*** Source records ***

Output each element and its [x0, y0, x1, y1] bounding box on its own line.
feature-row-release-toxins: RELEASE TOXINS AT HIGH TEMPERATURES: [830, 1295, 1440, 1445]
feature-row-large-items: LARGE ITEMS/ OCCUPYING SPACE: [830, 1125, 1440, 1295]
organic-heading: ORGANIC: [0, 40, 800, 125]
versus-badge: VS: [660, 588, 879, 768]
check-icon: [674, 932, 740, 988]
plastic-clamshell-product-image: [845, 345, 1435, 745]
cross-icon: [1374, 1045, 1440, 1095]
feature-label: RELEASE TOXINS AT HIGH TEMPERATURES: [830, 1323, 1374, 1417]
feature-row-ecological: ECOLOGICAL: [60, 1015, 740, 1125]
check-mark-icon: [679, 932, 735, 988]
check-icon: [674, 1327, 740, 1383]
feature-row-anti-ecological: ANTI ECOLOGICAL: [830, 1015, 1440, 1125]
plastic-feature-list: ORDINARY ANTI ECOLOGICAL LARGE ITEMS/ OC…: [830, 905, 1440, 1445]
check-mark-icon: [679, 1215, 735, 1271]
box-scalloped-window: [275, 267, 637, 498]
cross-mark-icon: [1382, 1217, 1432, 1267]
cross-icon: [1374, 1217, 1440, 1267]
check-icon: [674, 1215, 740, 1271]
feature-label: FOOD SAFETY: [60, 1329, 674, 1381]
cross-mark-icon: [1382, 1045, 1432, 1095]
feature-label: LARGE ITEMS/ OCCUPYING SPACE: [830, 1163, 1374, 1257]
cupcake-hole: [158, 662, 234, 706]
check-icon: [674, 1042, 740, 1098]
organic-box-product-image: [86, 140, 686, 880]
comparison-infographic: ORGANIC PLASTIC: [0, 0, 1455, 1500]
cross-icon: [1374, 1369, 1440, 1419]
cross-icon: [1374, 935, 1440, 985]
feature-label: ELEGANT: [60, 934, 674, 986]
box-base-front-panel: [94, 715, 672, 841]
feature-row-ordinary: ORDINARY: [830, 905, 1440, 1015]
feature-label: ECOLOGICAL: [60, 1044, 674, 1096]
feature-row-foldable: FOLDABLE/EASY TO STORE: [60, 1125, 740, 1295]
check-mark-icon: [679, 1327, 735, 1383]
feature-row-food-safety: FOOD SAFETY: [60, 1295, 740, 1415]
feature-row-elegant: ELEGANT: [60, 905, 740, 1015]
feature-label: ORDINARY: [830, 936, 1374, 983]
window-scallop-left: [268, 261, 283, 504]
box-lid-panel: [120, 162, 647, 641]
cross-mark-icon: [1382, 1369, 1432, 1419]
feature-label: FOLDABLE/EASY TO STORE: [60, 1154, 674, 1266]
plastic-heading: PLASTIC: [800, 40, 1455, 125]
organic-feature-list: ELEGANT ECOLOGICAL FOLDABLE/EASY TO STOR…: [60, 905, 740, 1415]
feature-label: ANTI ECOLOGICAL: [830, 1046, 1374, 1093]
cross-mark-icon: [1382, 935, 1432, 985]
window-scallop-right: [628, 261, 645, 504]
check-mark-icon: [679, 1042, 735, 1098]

*** End of Source records ***

Go through the entries and count the lines where the word "ORDINARY" appears; give only the count.

### Completed task
3